(Lines of data)

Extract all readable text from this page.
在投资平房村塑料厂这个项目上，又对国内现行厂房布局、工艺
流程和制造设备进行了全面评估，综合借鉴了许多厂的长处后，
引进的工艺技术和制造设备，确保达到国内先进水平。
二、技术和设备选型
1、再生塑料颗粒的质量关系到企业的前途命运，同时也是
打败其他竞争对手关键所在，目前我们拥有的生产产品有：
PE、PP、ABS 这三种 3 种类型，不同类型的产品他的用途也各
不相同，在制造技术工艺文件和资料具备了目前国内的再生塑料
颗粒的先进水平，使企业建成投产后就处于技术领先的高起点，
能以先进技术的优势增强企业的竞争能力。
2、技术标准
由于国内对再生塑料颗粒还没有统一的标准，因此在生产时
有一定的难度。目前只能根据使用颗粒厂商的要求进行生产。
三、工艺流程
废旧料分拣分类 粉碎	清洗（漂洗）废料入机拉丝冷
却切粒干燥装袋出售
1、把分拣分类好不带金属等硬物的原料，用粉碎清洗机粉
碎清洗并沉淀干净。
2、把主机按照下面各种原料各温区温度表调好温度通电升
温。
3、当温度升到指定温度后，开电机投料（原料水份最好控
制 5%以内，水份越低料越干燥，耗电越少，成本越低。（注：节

WORK TO COMPLETE: Every record above should be output exactly.

TASK ANSWER:
Extract all readable text from this page.
在投资平房村塑料厂这个项目上，又对国内现行厂房布局、工艺
流程和制造设备进行了全面评估，综合借鉴了许多厂的长处后，
引进的工艺技术和制造设备，确保达到国内先进水平。
二、技术和设备选型
1、再生塑料颗粒的质量关系到企业的前途命运，同时也是
打败其他竞争对手关键所在，目前我们拥有的生产产品有：
PE、PP、ABS 这三种 3 种类型，不同类型的产品他的用途也各
不相同，在制造技术工艺文件和资料具备了目前国内的再生塑料
颗粒的先进水平，使企业建成投产后就处于技术领先的高起点，
能以先进技术的优势增强企业的竞争能力。
2、技术标准
由于国内对再生塑料颗粒还没有统一的标准，因此在生产时
有一定的难度。目前只能根据使用颗粒厂商的要求进行生产。
三、工艺流程
废旧料分拣分类 粉碎	清洗（漂洗）废料入机拉丝冷
却切粒干燥装袋出售
1、把分拣分类好不带金属等硬物的原料，用粉碎清洗机粉
碎清洗并沉淀干净。
2、把主机按照下面各种原料各温区温度表调好温度通电升
温。
3、当温度升到指定温度后，开电机投料（原料水份最好控
制 5%以内，水份越低料越干燥，耗电越少，成本越低。（注：节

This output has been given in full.